Recorded data:
════════════════════

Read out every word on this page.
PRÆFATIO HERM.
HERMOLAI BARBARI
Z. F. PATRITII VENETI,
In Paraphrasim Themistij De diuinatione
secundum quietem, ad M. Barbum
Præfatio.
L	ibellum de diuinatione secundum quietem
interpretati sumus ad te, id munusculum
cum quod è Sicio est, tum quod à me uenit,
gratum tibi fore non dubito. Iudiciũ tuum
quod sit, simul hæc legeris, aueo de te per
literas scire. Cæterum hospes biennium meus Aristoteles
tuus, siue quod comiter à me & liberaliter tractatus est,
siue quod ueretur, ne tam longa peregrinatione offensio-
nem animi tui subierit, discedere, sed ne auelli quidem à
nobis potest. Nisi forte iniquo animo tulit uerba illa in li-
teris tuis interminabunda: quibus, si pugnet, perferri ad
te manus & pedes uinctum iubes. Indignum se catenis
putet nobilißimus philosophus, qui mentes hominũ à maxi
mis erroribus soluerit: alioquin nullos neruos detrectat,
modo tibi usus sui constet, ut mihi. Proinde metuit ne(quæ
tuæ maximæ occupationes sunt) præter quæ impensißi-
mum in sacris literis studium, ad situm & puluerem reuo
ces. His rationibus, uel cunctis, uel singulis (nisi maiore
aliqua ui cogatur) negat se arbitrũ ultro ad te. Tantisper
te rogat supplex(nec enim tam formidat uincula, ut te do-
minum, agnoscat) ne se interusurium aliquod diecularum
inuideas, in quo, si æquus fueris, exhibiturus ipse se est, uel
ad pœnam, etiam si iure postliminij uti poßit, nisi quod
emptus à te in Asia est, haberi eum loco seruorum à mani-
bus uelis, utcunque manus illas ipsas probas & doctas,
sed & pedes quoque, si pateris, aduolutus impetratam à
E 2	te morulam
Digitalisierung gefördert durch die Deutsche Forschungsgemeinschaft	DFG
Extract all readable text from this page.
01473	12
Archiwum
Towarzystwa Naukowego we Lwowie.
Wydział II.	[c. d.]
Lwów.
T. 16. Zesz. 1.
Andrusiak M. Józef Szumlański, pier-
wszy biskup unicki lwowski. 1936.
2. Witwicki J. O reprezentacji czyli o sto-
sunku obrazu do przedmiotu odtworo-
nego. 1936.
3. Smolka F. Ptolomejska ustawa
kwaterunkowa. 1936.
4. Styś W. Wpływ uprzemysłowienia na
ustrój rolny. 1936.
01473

════════════════════

WHAT YOU HAVE TO DO: Set down, word for word, only the lines running from the line with "Extract all readable text from this page." to the last line of the listing above. Both of those lines belong in your answer.

ANSWER FOR THIS EXERCISE:
Extract all readable text from this page.
01473	12
Archiwum
Towarzystwa Naukowego we Lwowie.
Wydział II.	[c. d.]
Lwów.
T. 16. Zesz. 1.
Andrusiak M. Józef Szumlański, pier-
wszy biskup unicki lwowski. 1936.
2. Witwicki J. O reprezentacji czyli o sto-
sunku obrazu do przedmiotu odtworo-
nego. 1936.
3. Smolka F. Ptolomejska ustawa
kwaterunkowa. 1936.
4. Styś W. Wpływ uprzemysłowienia na
ustrój rolny. 1936.
01473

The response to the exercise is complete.